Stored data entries

__________________________________________________

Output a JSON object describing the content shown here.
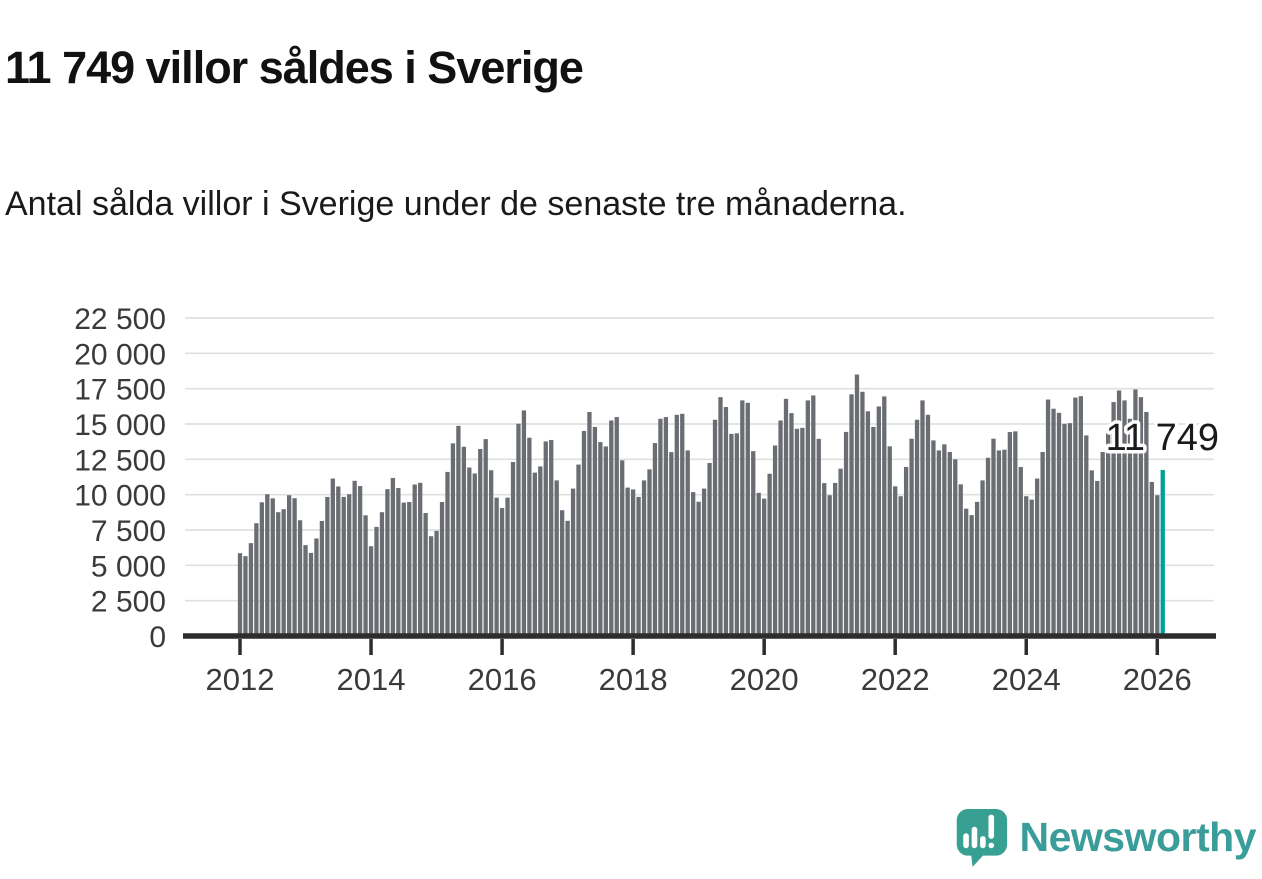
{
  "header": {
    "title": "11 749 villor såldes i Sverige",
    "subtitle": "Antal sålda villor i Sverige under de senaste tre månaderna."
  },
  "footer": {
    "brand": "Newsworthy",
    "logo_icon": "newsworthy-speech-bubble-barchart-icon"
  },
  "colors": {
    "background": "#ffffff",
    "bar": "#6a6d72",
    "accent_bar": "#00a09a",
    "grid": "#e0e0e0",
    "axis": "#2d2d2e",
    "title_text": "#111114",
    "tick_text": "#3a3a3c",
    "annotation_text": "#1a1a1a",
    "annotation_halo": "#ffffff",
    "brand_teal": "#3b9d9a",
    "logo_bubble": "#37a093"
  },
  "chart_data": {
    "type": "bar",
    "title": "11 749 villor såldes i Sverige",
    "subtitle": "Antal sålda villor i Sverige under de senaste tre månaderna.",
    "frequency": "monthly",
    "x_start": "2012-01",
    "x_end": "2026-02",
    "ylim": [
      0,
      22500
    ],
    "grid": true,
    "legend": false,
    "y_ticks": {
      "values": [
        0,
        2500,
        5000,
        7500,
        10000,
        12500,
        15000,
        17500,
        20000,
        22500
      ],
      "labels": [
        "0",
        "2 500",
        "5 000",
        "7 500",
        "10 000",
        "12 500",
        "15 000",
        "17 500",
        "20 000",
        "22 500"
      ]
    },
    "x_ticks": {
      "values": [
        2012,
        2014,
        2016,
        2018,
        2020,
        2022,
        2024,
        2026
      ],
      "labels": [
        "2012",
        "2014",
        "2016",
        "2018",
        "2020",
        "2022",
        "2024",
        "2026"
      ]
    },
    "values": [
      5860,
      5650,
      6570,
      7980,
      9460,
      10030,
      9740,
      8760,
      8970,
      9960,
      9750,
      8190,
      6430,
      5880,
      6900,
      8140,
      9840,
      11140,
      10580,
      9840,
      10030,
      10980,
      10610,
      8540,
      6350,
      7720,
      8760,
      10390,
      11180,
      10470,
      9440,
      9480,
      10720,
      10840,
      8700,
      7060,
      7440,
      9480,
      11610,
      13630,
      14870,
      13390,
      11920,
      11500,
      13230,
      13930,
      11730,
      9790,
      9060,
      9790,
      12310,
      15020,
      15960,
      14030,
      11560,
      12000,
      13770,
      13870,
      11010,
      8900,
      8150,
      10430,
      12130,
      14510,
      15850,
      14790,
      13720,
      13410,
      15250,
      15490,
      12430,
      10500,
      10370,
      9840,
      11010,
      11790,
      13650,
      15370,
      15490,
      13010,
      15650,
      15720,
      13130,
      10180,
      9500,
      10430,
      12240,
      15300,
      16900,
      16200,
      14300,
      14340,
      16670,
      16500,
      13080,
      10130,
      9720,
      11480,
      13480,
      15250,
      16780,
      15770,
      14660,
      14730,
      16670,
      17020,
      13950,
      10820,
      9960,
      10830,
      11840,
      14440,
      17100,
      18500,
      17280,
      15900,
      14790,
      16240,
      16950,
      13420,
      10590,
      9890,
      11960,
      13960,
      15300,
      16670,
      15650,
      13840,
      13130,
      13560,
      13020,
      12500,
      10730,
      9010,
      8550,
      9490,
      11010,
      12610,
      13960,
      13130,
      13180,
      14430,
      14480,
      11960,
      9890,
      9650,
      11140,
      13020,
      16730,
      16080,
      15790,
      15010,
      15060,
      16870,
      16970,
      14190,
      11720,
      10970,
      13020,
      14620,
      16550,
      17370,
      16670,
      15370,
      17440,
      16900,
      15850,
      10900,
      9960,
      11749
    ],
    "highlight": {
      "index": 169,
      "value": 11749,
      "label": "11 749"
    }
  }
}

__________________________________________________

Give back each entry exactly as it appears, with no pictures.

### WORKED SOLUTION
Output a JSON object describing the content shown here.
{
  "header": {
    "title": "11 749 villor såldes i Sverige",
    "subtitle": "Antal sålda villor i Sverige under de senaste tre månaderna."
  },
  "footer": {
    "brand": "Newsworthy",
    "logo_icon": "newsworthy-speech-bubble-barchart-icon"
  },
  "colors": {
    "background": "#ffffff",
    "bar": "#6a6d72",
    "accent_bar": "#00a09a",
    "grid": "#e0e0e0",
    "axis": "#2d2d2e",
    "title_text": "#111114",
    "tick_text": "#3a3a3c",
    "annotation_text": "#1a1a1a",
    "annotation_halo": "#ffffff",
    "brand_teal": "#3b9d9a",
    "logo_bubble": "#37a093"
  },
  "chart_data": {
    "type": "bar",
    "title": "11 749 villor såldes i Sverige",
    "subtitle": "Antal sålda villor i Sverige under de senaste tre månaderna.",
    "frequency": "monthly",
    "x_start": "2012-01",
    "x_end": "2026-02",
    "ylim": [
      0,
      22500
    ],
    "grid": true,
    "legend": false,
    "y_ticks": {
      "values": [
        0,
        2500,
        5000,
        7500,
        10000,
        12500,
        15000,
        17500,
        20000,
        22500
      ],
      "labels": [
        "0",
        "2 500",
        "5 000",
        "7 500",
        "10 000",
        "12 500",
        "15 000",
        "17 500",
        "20 000",
        "22 500"
      ]
    },
    "x_ticks": {
      "values": [
        2012,
        2014,
        2016,
        2018,
        2020,
        2022,
        2024,
        2026
      ],
      "labels": [
        "2012",
        "2014",
        "2016",
        "2018",
        "2020",
        "2022",
        "2024",
        "2026"
      ]
    },
    "values": [
      5860,
      5650,
      6570,
      7980,
      9460,
      10030,
      9740,
      8760,
      8970,
      9960,
      9750,
      8190,
      6430,
      5880,
      6900,
      8140,
      9840,
      11140,
      10580,
      9840,
      10030,
      10980,
      10610,
      8540,
      6350,
      7720,
      8760,
      10390,
      11180,
      10470,
      9440,
      9480,
      10720,
      10840,
      8700,
      7060,
      7440,
      9480,
      11610,
      13630,
      14870,
      13390,
      11920,
      11500,
      13230,
      13930,
      11730,
      9790,
      9060,
      9790,
      12310,
      15020,
      15960,
      14030,
      11560,
      12000,
      13770,
      13870,
      11010,
      8900,
      8150,
      10430,
      12130,
      14510,
      15850,
      14790,
      13720,
      13410,
      15250,
      15490,
      12430,
      10500,
      10370,
      9840,
      11010,
      11790,
      13650,
      15370,
      15490,
      13010,
      15650,
      15720,
      13130,
      10180,
      9500,
      10430,
      12240,
      15300,
      16900,
      16200,
      14300,
      14340,
      16670,
      16500,
      13080,
      10130,
      9720,
      11480,
      13480,
      15250,
      16780,
      15770,
      14660,
      14730,
      16670,
      17020,
      13950,
      10820,
      9960,
      10830,
      11840,
      14440,
      17100,
      18500,
      17280,
      15900,
      14790,
      16240,
      16950,
      13420,
      10590,
      9890,
      11960,
      13960,
      15300,
      16670,
      15650,
      13840,
      13130,
      13560,
      13020,
      12500,
      10730,
      9010,
      8550,
      9490,
      11010,
      12610,
      13960,
      13130,
      13180,
      14430,
      14480,
      11960,
      9890,
      9650,
      11140,
      13020,
      16730,
      16080,
      15790,
      15010,
      15060,
      16870,
      16970,
      14190,
      11720,
      10970,
      13020,
      14620,
      16550,
      17370,
      16670,
      15370,
      17440,
      16900,
      15850,
      10900,
      9960,
      11749
    ],
    "highlight": {
      "index": 169,
      "value": 11749,
      "label": "11 749"
    }
  }
}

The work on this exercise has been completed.